#### [THE REQUEST]
Below are the entries; state how many of their lines contain the string "value", and nothing more.

#### [Collected data]

⟨

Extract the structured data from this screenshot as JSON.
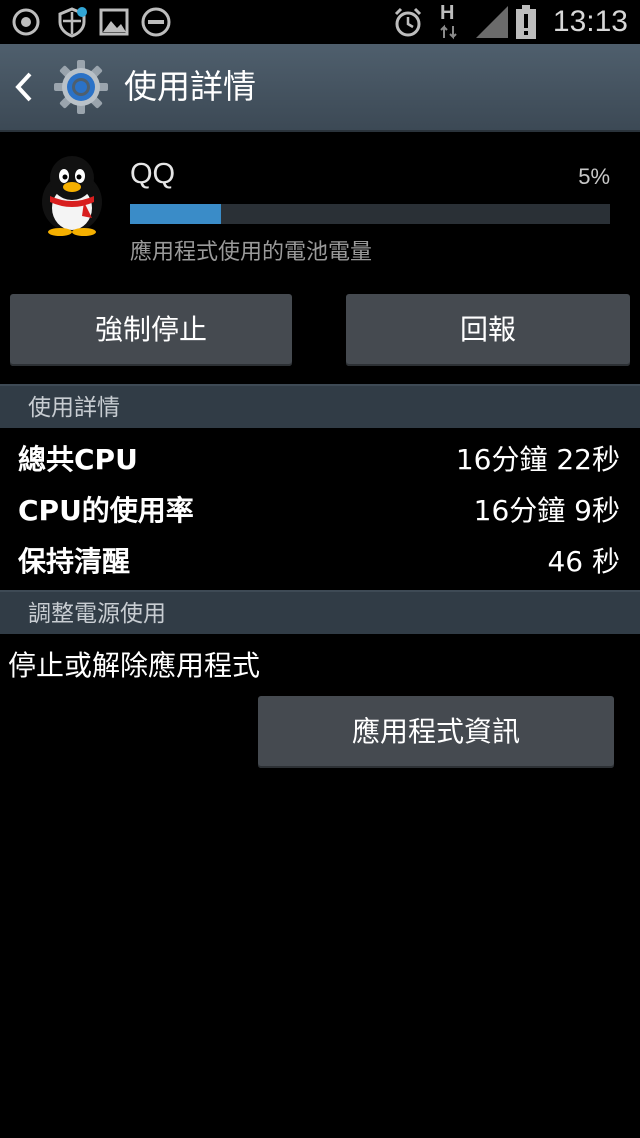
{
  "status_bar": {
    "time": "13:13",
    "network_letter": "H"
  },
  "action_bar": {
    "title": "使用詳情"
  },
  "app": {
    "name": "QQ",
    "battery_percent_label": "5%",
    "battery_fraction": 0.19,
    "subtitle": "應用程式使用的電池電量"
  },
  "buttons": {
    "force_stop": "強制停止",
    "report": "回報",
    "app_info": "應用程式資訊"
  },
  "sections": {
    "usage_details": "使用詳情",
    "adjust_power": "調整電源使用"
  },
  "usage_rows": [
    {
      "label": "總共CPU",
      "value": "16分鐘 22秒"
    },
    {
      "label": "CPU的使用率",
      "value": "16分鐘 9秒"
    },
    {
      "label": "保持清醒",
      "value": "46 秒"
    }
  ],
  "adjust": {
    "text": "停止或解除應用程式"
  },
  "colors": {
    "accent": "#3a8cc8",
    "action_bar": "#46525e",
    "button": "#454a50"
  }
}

⟩
⟨

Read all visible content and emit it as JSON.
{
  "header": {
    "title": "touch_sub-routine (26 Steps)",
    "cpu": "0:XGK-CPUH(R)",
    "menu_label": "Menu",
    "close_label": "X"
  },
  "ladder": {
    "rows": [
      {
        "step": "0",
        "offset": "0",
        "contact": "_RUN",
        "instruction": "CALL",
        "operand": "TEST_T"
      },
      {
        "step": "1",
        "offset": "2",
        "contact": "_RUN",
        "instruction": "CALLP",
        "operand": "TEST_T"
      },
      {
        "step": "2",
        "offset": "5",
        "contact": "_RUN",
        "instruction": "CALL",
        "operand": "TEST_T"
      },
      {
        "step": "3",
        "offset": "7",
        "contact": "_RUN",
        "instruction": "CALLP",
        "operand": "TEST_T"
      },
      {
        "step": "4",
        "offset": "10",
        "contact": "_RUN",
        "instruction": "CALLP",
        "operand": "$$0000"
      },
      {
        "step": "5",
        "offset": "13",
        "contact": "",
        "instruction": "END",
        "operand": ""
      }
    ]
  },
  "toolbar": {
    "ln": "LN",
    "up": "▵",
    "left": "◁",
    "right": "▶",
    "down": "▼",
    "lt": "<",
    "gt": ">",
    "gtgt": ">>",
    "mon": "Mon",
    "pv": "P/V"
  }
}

⟩

#### [THE ANSWER]
3